Reproduce each record exactly.
══════════
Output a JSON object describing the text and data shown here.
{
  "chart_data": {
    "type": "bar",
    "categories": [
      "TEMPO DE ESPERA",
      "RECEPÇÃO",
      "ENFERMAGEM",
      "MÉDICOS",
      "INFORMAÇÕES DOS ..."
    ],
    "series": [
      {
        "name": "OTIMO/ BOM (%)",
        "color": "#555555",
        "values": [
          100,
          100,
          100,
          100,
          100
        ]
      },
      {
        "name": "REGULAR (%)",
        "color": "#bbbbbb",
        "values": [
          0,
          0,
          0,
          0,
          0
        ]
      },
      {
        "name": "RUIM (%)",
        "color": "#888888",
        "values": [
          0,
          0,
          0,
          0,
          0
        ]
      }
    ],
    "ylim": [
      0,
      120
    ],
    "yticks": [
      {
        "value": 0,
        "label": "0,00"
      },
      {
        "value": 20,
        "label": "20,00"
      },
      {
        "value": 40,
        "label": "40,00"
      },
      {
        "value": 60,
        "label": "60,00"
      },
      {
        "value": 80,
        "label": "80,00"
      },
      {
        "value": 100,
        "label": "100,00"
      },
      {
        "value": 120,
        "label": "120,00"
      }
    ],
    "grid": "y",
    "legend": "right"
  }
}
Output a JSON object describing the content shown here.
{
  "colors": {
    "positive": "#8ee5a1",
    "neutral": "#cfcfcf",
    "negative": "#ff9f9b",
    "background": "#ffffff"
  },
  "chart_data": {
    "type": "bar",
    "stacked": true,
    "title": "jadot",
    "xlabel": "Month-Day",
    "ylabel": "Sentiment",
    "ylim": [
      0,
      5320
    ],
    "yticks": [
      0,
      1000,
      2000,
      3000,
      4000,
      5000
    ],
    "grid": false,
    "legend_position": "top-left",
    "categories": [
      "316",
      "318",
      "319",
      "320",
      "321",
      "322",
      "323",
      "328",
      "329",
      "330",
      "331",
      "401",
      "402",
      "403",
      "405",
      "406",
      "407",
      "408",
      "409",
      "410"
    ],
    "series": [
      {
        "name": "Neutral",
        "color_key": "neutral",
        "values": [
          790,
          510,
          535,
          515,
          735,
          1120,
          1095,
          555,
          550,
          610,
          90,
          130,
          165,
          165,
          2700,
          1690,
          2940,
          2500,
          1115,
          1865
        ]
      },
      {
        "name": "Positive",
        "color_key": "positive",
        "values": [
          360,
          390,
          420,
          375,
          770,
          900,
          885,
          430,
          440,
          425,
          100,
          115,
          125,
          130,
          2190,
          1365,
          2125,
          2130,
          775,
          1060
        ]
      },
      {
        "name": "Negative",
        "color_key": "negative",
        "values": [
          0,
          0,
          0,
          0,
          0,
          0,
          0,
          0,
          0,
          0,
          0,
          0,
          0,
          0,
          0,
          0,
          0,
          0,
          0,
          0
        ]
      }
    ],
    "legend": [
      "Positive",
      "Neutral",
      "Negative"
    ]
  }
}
══════════
• [Finished task]:
Output a JSON object describing the text and data shown here.
{
  "chart_data": {
    "type": "bar",
    "categories": [
      "TEMPO DE ESPERA",
      "RECEPÇÃO",
      "ENFERMAGEM",
      "MÉDICOS",
      "INFORMAÇÕES DOS ..."
    ],
    "series": [
      {
        "name": "OTIMO/ BOM (%)",
        "color": "#555555",
        "values": [
          100,
          100,
          100,
          100,
          100
        ]
      },
      {
        "name": "REGULAR (%)",
        "color": "#bbbbbb",
        "values": [
          0,
          0,
          0,
          0,
          0
        ]
      },
      {
        "name": "RUIM (%)",
        "color": "#888888",
        "values": [
          0,
          0,
          0,
          0,
          0
        ]
      }
    ],
    "ylim": [
      0,
      120
    ],
    "yticks": [
      {
        "value": 0,
        "label": "0,00"
      },
      {
        "value": 20,
        "label": "20,00"
      },
      {
        "value": 40,
        "label": "40,00"
      },
      {
        "value": 60,
        "label": "60,00"
      },
      {
        "value": 80,
        "label": "80,00"
      },
      {
        "value": 100,
        "label": "100,00"
      },
      {
        "value": 120,
        "label": "120,00"
      }
    ],
    "grid": "y",
    "legend": "right"
  }
}
Output a JSON object describing the content shown here.
{
  "colors": {
    "positive": "#8ee5a1",
    "neutral": "#cfcfcf",
    "negative": "#ff9f9b",
    "background": "#ffffff"
  },
  "chart_data": {
    "type": "bar",
    "stacked": true,
    "title": "jadot",
    "xlabel": "Month-Day",
    "ylabel": "Sentiment",
    "ylim": [
      0,
      5320
    ],
    "yticks": [
      0,
      1000,
      2000,
      3000,
      4000,
      5000
    ],
    "grid": false,
    "legend_position": "top-left",
    "categories": [
      "316",
      "318",
      "319",
      "320",
      "321",
      "322",
      "323",
      "328",
      "329",
      "330",
      "331",
      "401",
      "402",
      "403",
      "405",
      "406",
      "407",
      "408",
      "409",
      "410"
    ],
    "series": [
      {
        "name": "Neutral",
        "color_key": "neutral",
        "values": [
          790,
          510,
          535,
          515,
          735,
          1120,
          1095,
          555,
          550,
          610,
          90,
          130,
          165,
          165,
          2700,
          1690,
          2940,
          2500,
          1115,
          1865
        ]
      },
      {
        "name": "Positive",
        "color_key": "positive",
        "values": [
          360,
          390,
          420,
          375,
          770,
          900,
          885,
          430,
          440,
          425,
          100,
          115,
          125,
          130,
          2190,
          1365,
          2125,
          2130,
          775,
          1060
        ]
      },
      {
        "name": "Negative",
        "color_key": "negative",
        "values": [
          0,
          0,
          0,
          0,
          0,
          0,
          0,
          0,
          0,
          0,
          0,
          0,
          0,
          0,
          0,
          0,
          0,
          0,
          0,
          0
        ]
      }
    ],
    "legend": [
      "Positive",
      "Neutral",
      "Negative"
    ]
  }
}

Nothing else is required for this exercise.